Extracted records:
↓↓↓

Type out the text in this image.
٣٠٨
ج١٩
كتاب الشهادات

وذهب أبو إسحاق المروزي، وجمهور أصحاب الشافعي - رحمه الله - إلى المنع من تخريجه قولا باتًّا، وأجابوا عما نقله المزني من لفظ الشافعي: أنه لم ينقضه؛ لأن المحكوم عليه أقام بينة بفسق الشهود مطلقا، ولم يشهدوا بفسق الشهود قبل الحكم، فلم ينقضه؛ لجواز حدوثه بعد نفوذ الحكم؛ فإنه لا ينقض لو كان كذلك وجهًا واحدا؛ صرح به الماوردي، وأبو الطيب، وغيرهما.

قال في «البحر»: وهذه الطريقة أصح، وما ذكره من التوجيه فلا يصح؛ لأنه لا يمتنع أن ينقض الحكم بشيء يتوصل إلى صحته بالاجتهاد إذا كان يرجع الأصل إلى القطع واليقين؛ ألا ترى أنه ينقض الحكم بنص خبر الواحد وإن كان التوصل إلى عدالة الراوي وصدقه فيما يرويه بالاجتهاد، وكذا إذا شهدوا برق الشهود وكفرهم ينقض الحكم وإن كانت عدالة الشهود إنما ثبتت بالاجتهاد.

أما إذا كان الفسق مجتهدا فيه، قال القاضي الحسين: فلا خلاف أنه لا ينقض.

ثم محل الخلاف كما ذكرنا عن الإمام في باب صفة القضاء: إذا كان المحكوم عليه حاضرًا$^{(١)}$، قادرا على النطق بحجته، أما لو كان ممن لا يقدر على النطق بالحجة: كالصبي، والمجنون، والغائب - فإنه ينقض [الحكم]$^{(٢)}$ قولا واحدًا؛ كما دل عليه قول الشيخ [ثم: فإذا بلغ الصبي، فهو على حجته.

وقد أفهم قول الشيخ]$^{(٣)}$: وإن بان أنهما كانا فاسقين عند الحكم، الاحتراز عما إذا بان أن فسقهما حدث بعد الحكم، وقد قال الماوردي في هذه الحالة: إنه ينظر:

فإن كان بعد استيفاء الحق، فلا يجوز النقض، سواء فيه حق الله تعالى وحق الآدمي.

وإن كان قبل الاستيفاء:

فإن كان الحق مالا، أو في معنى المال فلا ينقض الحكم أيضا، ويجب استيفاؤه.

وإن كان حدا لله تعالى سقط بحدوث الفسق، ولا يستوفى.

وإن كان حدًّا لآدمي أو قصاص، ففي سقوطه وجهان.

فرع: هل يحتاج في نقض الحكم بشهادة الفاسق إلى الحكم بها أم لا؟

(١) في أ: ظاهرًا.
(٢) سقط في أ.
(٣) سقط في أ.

↑↑↑

The records above should be repeated in full, exactly as given.

Worked solution
Type out the text in this image.
٣٠٨
ج١٩
كتاب الشهادات

وذهب أبو إسحاق المروزي، وجمهور أصحاب الشافعي - رحمه الله - إلى المنع من تخريجه قولا باتًّا، وأجابوا عما نقله المزني من لفظ الشافعي: أنه لم ينقضه؛ لأن المحكوم عليه أقام بينة بفسق الشهود مطلقا، ولم يشهدوا بفسق الشهود قبل الحكم، فلم ينقضه؛ لجواز حدوثه بعد نفوذ الحكم؛ فإنه لا ينقض لو كان كذلك وجهًا واحدا؛ صرح به الماوردي، وأبو الطيب، وغيرهما.

قال في «البحر»: وهذه الطريقة أصح، وما ذكره من التوجيه فلا يصح؛ لأنه لا يمتنع أن ينقض الحكم بشيء يتوصل إلى صحته بالاجتهاد إذا كان يرجع الأصل إلى القطع واليقين؛ ألا ترى أنه ينقض الحكم بنص خبر الواحد وإن كان التوصل إلى عدالة الراوي وصدقه فيما يرويه بالاجتهاد، وكذا إذا شهدوا برق الشهود وكفرهم ينقض الحكم وإن كانت عدالة الشهود إنما ثبتت بالاجتهاد.

أما إذا كان الفسق مجتهدا فيه، قال القاضي الحسين: فلا خلاف أنه لا ينقض.

ثم محل الخلاف كما ذكرنا عن الإمام في باب صفة القضاء: إذا كان المحكوم عليه حاضرًا$^{(١)}$، قادرا على النطق بحجته، أما لو كان ممن لا يقدر على النطق بالحجة: كالصبي، والمجنون، والغائب - فإنه ينقض [الحكم]$^{(٢)}$ قولا واحدًا؛ كما دل عليه قول الشيخ [ثم: فإذا بلغ الصبي، فهو على حجته.

وقد أفهم قول الشيخ]$^{(٣)}$: وإن بان أنهما كانا فاسقين عند الحكم، الاحتراز عما إذا بان أن فسقهما حدث بعد الحكم، وقد قال الماوردي في هذه الحالة: إنه ينظر:

فإن كان بعد استيفاء الحق، فلا يجوز النقض، سواء فيه حق الله تعالى وحق الآدمي.

وإن كان قبل الاستيفاء:

فإن كان الحق مالا، أو في معنى المال فلا ينقض الحكم أيضا، ويجب استيفاؤه.

وإن كان حدا لله تعالى سقط بحدوث الفسق، ولا يستوفى.

وإن كان حدًّا لآدمي أو قصاص، ففي سقوطه وجهان.

فرع: هل يحتاج في نقض الحكم بشهادة الفاسق إلى الحكم بها أم لا؟

(١) في أ: ظاهرًا.
(٢) سقط في أ.
(٣) سقط في أ.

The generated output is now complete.